Retype the data that follows line by line, exactly, and leave its pictures out.

start

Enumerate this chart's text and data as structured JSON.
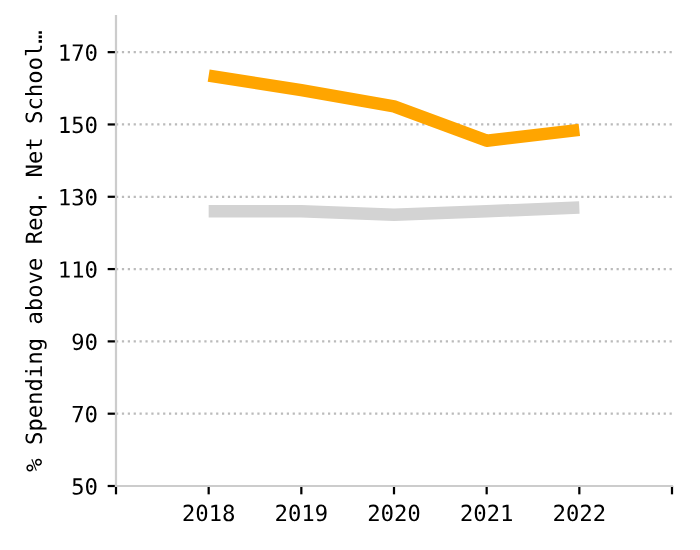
{
  "chart_data": {
    "type": "line",
    "ylabel": "% Spending above Req. Net School…",
    "x": [
      2018,
      2019,
      2020,
      2021,
      2022
    ],
    "xlim": [
      2017,
      2023
    ],
    "xticks": [
      {
        "value": 2017,
        "label": null
      },
      2018,
      2019,
      2020,
      2021,
      2022,
      {
        "value": 2023,
        "label": null
      }
    ],
    "ylim": [
      50,
      180
    ],
    "yticks": [
      50,
      70,
      90,
      110,
      130,
      150,
      170
    ],
    "grid": "y",
    "legend": false,
    "marker": "none",
    "line_style": "solid",
    "series": [
      {
        "color": "#ffa500",
        "values": [
          163.5,
          159.5,
          155,
          145.5,
          148.5
        ]
      },
      {
        "color": "#d3d3d3",
        "values": [
          126,
          126,
          125,
          126,
          127
        ]
      }
    ]
  }
}
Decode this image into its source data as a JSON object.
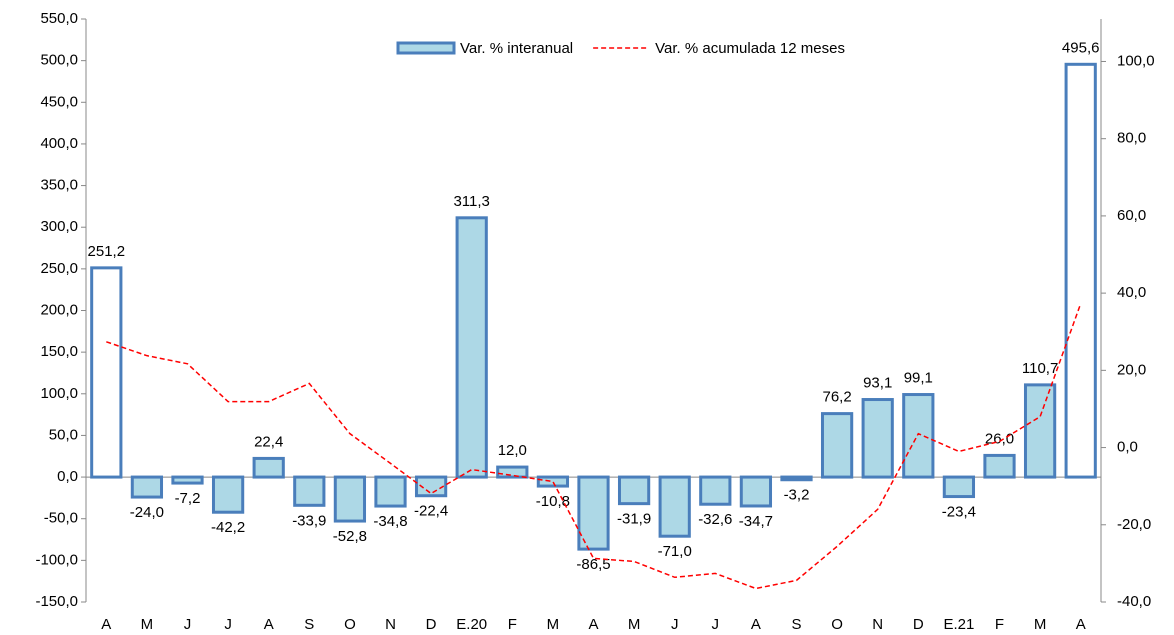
{
  "chart_data": {
    "type": "bar",
    "categories": [
      "A",
      "M",
      "J",
      "J",
      "A",
      "S",
      "O",
      "N",
      "D",
      "E.20",
      "F",
      "M",
      "A",
      "M",
      "J",
      "J",
      "A",
      "S",
      "O",
      "N",
      "D",
      "E.21",
      "F",
      "M",
      "A"
    ],
    "series": [
      {
        "name": "Var. % interanual",
        "type": "bar",
        "color": "#add8e6",
        "border": "#4a7ebb",
        "colors": [
          "#ffffff",
          "#add8e6",
          "#add8e6",
          "#add8e6",
          "#add8e6",
          "#add8e6",
          "#add8e6",
          "#add8e6",
          "#add8e6",
          "#add8e6",
          "#add8e6",
          "#add8e6",
          "#add8e6",
          "#add8e6",
          "#add8e6",
          "#add8e6",
          "#add8e6",
          "#add8e6",
          "#add8e6",
          "#add8e6",
          "#add8e6",
          "#add8e6",
          "#add8e6",
          "#add8e6",
          "#ffffff"
        ],
        "values": [
          251.2,
          -24.0,
          -7.2,
          -42.2,
          22.4,
          -33.9,
          -52.8,
          -34.8,
          -22.4,
          311.3,
          12.0,
          -10.8,
          -86.5,
          -31.9,
          -71.0,
          -32.6,
          -34.7,
          -3.2,
          76.2,
          93.1,
          99.1,
          -23.4,
          26.0,
          110.7,
          495.6
        ],
        "value_labels": [
          "251,2",
          "-24,0",
          "-7,2",
          "-42,2",
          "22,4",
          "-33,9",
          "-52,8",
          "-34,8",
          "-22,4",
          "311,3",
          "12,0",
          "-10,8",
          "-86,5",
          "-31,9",
          "-71,0",
          "-32,6",
          "-34,7",
          "-3,2",
          "76,2",
          "93,1",
          "99,1",
          "-23,4",
          "26,0",
          "110,7",
          "495,6"
        ]
      },
      {
        "name": "Var. % acumulada 12 meses",
        "type": "line",
        "axis": "y2",
        "color": "#ff0000",
        "dashed": true,
        "values": [
          27.4,
          23.8,
          21.7,
          11.9,
          11.9,
          16.6,
          3.6,
          -4.1,
          -11.9,
          -5.7,
          -7.2,
          -8.8,
          -28.7,
          -29.5,
          -33.6,
          -32.6,
          -36.5,
          -34.4,
          -25.6,
          -16.0,
          3.6,
          -1.0,
          1.6,
          8.0,
          37.3
        ]
      }
    ],
    "ylim": [
      -150,
      550
    ],
    "yticks": [
      {
        "value": -150,
        "label": "-150,0"
      },
      {
        "value": -100,
        "label": "-100,0"
      },
      {
        "value": -50,
        "label": "-50,0"
      },
      {
        "value": 0,
        "label": "0,0"
      },
      {
        "value": 50,
        "label": "50,0"
      },
      {
        "value": 100,
        "label": "100,0"
      },
      {
        "value": 150,
        "label": "150,0"
      },
      {
        "value": 200,
        "label": "200,0"
      },
      {
        "value": 250,
        "label": "250,0"
      },
      {
        "value": 300,
        "label": "300,0"
      },
      {
        "value": 350,
        "label": "350,0"
      },
      {
        "value": 400,
        "label": "400,0"
      },
      {
        "value": 450,
        "label": "450,0"
      },
      {
        "value": 500,
        "label": "500,0"
      },
      {
        "value": 550,
        "label": "550,0"
      }
    ],
    "y2lim": [
      -40,
      111
    ],
    "y2ticks": [
      {
        "value": -40,
        "label": "-40,0"
      },
      {
        "value": -20,
        "label": "-20,0"
      },
      {
        "value": 0,
        "label": "0,0"
      },
      {
        "value": 20,
        "label": "20,0"
      },
      {
        "value": 40,
        "label": "40,0"
      },
      {
        "value": 60,
        "label": "60,0"
      },
      {
        "value": 80,
        "label": "80,0"
      },
      {
        "value": 100,
        "label": "100,0"
      }
    ],
    "legend": "top"
  }
}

end

*Reply to the exercise:*
Enumerate this chart's text and data as structured JSON.
{
  "chart_data": {
    "type": "line",
    "ylabel": "% Spending above Req. Net School…",
    "x": [
      2018,
      2019,
      2020,
      2021,
      2022
    ],
    "xlim": [
      2017,
      2023
    ],
    "xticks": [
      {
        "value": 2017,
        "label": null
      },
      2018,
      2019,
      2020,
      2021,
      2022,
      {
        "value": 2023,
        "label": null
      }
    ],
    "ylim": [
      50,
      180
    ],
    "yticks": [
      50,
      70,
      90,
      110,
      130,
      150,
      170
    ],
    "grid": "y",
    "legend": false,
    "marker": "none",
    "line_style": "solid",
    "series": [
      {
        "color": "#ffa500",
        "values": [
          163.5,
          159.5,
          155,
          145.5,
          148.5
        ]
      },
      {
        "color": "#d3d3d3",
        "values": [
          126,
          126,
          125,
          126,
          127
        ]
      }
    ]
  }
}
Decode this image into its source data as a JSON object.
{
  "chart_data": {
    "type": "bar",
    "categories": [
      "A",
      "M",
      "J",
      "J",
      "A",
      "S",
      "O",
      "N",
      "D",
      "E.20",
      "F",
      "M",
      "A",
      "M",
      "J",
      "J",
      "A",
      "S",
      "O",
      "N",
      "D",
      "E.21",
      "F",
      "M",
      "A"
    ],
    "series": [
      {
        "name": "Var. % interanual",
        "type": "bar",
        "color": "#add8e6",
        "border": "#4a7ebb",
        "colors": [
          "#ffffff",
          "#add8e6",
          "#add8e6",
          "#add8e6",
          "#add8e6",
          "#add8e6",
          "#add8e6",
          "#add8e6",
          "#add8e6",
          "#add8e6",
          "#add8e6",
          "#add8e6",
          "#add8e6",
          "#add8e6",
          "#add8e6",
          "#add8e6",
          "#add8e6",
          "#add8e6",
          "#add8e6",
          "#add8e6",
          "#add8e6",
          "#add8e6",
          "#add8e6",
          "#add8e6",
          "#ffffff"
        ],
        "values": [
          251.2,
          -24.0,
          -7.2,
          -42.2,
          22.4,
          -33.9,
          -52.8,
          -34.8,
          -22.4,
          311.3,
          12.0,
          -10.8,
          -86.5,
          -31.9,
          -71.0,
          -32.6,
          -34.7,
          -3.2,
          76.2,
          93.1,
          99.1,
          -23.4,
          26.0,
          110.7,
          495.6
        ],
        "value_labels": [
          "251,2",
          "-24,0",
          "-7,2",
          "-42,2",
          "22,4",
          "-33,9",
          "-52,8",
          "-34,8",
          "-22,4",
          "311,3",
          "12,0",
          "-10,8",
          "-86,5",
          "-31,9",
          "-71,0",
          "-32,6",
          "-34,7",
          "-3,2",
          "76,2",
          "93,1",
          "99,1",
          "-23,4",
          "26,0",
          "110,7",
          "495,6"
        ]
      },
      {
        "name": "Var. % acumulada 12 meses",
        "type": "line",
        "axis": "y2",
        "color": "#ff0000",
        "dashed": true,
        "values": [
          27.4,
          23.8,
          21.7,
          11.9,
          11.9,
          16.6,
          3.6,
          -4.1,
          -11.9,
          -5.7,
          -7.2,
          -8.8,
          -28.7,
          -29.5,
          -33.6,
          -32.6,
          -36.5,
          -34.4,
          -25.6,
          -16.0,
          3.6,
          -1.0,
          1.6,
          8.0,
          37.3
        ]
      }
    ],
    "ylim": [
      -150,
      550
    ],
    "yticks": [
      {
        "value": -150,
        "label": "-150,0"
      },
      {
        "value": -100,
        "label": "-100,0"
      },
      {
        "value": -50,
        "label": "-50,0"
      },
      {
        "value": 0,
        "label": "0,0"
      },
      {
        "value": 50,
        "label": "50,0"
      },
      {
        "value": 100,
        "label": "100,0"
      },
      {
        "value": 150,
        "label": "150,0"
      },
      {
        "value": 200,
        "label": "200,0"
      },
      {
        "value": 250,
        "label": "250,0"
      },
      {
        "value": 300,
        "label": "300,0"
      },
      {
        "value": 350,
        "label": "350,0"
      },
      {
        "value": 400,
        "label": "400,0"
      },
      {
        "value": 450,
        "label": "450,0"
      },
      {
        "value": 500,
        "label": "500,0"
      },
      {
        "value": 550,
        "label": "550,0"
      }
    ],
    "y2lim": [
      -40,
      111
    ],
    "y2ticks": [
      {
        "value": -40,
        "label": "-40,0"
      },
      {
        "value": -20,
        "label": "-20,0"
      },
      {
        "value": 0,
        "label": "0,0"
      },
      {
        "value": 20,
        "label": "20,0"
      },
      {
        "value": 40,
        "label": "40,0"
      },
      {
        "value": 60,
        "label": "60,0"
      },
      {
        "value": 80,
        "label": "80,0"
      },
      {
        "value": 100,
        "label": "100,0"
      }
    ],
    "legend": "top"
  }
}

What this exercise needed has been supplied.